# Start of PROVIDED RECORDS

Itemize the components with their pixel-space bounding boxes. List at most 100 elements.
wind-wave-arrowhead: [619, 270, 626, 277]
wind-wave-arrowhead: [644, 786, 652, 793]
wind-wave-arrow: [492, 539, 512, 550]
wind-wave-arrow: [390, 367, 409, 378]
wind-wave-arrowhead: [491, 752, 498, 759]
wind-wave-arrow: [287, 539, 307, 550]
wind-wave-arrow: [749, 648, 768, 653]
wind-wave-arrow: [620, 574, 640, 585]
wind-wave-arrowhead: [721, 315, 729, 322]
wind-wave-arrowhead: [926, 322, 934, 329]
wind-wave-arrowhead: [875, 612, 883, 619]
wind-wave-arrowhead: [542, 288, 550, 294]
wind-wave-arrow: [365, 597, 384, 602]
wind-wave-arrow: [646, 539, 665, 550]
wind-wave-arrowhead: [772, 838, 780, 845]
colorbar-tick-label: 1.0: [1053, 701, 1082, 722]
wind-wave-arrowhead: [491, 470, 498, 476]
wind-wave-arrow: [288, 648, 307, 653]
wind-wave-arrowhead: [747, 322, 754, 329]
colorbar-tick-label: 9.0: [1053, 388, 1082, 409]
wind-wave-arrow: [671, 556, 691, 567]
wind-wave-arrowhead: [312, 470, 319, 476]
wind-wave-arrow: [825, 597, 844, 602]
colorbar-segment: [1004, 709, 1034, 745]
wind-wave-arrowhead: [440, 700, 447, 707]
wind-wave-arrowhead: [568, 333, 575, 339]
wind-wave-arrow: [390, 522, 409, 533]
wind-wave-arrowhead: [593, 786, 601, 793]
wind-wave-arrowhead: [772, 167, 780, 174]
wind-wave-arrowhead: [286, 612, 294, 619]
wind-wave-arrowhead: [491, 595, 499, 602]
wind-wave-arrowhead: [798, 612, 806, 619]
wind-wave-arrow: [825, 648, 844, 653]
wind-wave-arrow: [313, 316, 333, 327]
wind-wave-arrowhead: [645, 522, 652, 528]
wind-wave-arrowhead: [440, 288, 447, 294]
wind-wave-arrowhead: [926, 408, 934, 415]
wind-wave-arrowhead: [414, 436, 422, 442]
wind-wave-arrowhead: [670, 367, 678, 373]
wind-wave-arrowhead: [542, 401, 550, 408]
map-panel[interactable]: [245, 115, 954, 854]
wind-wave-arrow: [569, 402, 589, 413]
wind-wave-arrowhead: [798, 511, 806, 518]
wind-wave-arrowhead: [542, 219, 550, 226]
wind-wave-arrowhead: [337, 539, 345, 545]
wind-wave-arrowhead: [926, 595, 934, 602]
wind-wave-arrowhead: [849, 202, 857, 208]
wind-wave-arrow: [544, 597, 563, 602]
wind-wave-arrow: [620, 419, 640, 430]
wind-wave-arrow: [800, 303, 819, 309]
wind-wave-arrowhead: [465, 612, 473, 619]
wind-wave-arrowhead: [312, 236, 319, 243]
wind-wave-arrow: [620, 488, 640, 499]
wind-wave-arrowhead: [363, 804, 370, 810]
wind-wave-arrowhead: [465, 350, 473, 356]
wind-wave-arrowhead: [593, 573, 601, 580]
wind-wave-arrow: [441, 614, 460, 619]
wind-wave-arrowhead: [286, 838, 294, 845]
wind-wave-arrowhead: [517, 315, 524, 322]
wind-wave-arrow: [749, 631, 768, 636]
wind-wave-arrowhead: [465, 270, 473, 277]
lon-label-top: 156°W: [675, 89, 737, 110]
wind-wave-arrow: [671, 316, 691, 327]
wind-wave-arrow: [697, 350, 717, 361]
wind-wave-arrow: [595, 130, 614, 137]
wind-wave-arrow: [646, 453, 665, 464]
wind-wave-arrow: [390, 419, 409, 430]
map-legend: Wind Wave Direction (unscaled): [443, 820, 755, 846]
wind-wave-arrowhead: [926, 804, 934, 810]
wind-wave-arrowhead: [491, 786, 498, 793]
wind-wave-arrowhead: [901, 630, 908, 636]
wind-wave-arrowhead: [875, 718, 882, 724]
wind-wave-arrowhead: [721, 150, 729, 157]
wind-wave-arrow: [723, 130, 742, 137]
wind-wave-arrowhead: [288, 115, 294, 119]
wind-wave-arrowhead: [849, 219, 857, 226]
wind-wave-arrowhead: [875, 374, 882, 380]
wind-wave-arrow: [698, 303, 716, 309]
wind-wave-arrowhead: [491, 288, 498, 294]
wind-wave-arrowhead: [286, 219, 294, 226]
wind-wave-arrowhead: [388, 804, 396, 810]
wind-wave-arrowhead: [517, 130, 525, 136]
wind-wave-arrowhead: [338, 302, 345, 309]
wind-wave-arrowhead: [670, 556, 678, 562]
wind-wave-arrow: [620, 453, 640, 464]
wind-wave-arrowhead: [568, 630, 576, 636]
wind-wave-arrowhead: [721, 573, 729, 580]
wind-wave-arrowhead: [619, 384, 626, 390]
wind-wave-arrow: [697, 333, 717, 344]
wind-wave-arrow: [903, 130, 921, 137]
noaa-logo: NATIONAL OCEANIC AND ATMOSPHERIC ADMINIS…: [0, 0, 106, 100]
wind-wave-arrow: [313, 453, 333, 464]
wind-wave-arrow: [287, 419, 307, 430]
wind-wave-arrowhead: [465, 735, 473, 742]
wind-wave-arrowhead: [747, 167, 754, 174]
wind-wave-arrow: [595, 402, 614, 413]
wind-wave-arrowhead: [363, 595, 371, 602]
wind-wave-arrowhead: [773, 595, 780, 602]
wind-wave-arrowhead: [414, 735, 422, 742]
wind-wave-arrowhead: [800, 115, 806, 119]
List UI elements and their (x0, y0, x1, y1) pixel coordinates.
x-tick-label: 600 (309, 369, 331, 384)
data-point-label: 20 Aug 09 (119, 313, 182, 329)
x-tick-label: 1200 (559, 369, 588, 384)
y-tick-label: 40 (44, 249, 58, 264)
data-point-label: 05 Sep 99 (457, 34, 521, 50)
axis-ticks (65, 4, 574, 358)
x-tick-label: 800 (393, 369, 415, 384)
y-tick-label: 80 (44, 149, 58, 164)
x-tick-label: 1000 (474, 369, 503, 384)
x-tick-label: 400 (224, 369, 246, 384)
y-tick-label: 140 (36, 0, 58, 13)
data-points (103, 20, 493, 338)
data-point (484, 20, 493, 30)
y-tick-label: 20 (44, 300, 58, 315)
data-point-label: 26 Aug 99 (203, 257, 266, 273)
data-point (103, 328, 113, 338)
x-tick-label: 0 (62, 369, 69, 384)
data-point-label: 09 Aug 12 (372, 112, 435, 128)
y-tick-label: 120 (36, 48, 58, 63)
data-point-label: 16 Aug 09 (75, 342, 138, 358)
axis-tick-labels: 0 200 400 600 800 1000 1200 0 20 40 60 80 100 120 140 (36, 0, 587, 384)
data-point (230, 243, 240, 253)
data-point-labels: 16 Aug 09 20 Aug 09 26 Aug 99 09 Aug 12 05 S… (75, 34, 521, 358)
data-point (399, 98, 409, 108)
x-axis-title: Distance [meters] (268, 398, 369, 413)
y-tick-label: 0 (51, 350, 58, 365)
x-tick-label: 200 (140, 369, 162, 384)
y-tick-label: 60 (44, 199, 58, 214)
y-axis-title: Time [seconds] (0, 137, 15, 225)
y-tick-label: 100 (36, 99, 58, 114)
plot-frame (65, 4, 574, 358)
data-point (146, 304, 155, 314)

# End of PROVIDED RECORDS

#### [TASK TO COMPLETE]
Give the lines of the listing from its first line through the line holding "wind-wave-arrowhead: [286, 612, 294, 619]", both included, as a JSON list of strings with one string per line and blank lines left out.

#### [THE RESULT]
[
  "Itemize the components with their pixel-space bounding boxes. List at most 100 elements.",
  "wind-wave-arrowhead: [619, 270, 626, 277]",
  "wind-wave-arrowhead: [644, 786, 652, 793]",
  "wind-wave-arrow: [492, 539, 512, 550]",
  "wind-wave-arrow: [390, 367, 409, 378]",
  "wind-wave-arrowhead: [491, 752, 498, 759]",
  "wind-wave-arrow: [287, 539, 307, 550]",
  "wind-wave-arrow: [749, 648, 768, 653]",
  "wind-wave-arrow: [620, 574, 640, 585]",
  "wind-wave-arrowhead: [721, 315, 729, 322]",
  "wind-wave-arrowhead: [926, 322, 934, 329]",
  "wind-wave-arrowhead: [875, 612, 883, 619]",
  "wind-wave-arrowhead: [542, 288, 550, 294]",
  "wind-wave-arrow: [365, 597, 384, 602]",
  "wind-wave-arrow: [646, 539, 665, 550]",
  "wind-wave-arrowhead: [772, 838, 780, 845]",
  "colorbar-tick-label: 1.0: [1053, 701, 1082, 722]",
  "wind-wave-arrowhead: [491, 470, 498, 476]",
  "wind-wave-arrow: [288, 648, 307, 653]",
  "wind-wave-arrowhead: [747, 322, 754, 329]",
  "colorbar-tick-label: 9.0: [1053, 388, 1082, 409]",
  "wind-wave-arrow: [671, 556, 691, 567]",
  "wind-wave-arrowhead: [312, 470, 319, 476]",
  "wind-wave-arrow: [825, 597, 844, 602]",
  "colorbar-segment: [1004, 709, 1034, 745]",
  "wind-wave-arrowhead: [440, 700, 447, 707]",
  "wind-wave-arrowhead: [568, 333, 575, 339]",
  "wind-wave-arrow: [390, 522, 409, 533]",
  "wind-wave-arrowhead: [593, 786, 601, 793]",
  "wind-wave-arrowhead: [772, 167, 780, 174]",
  "wind-wave-arrowhead: [286, 612, 294, 619]"
]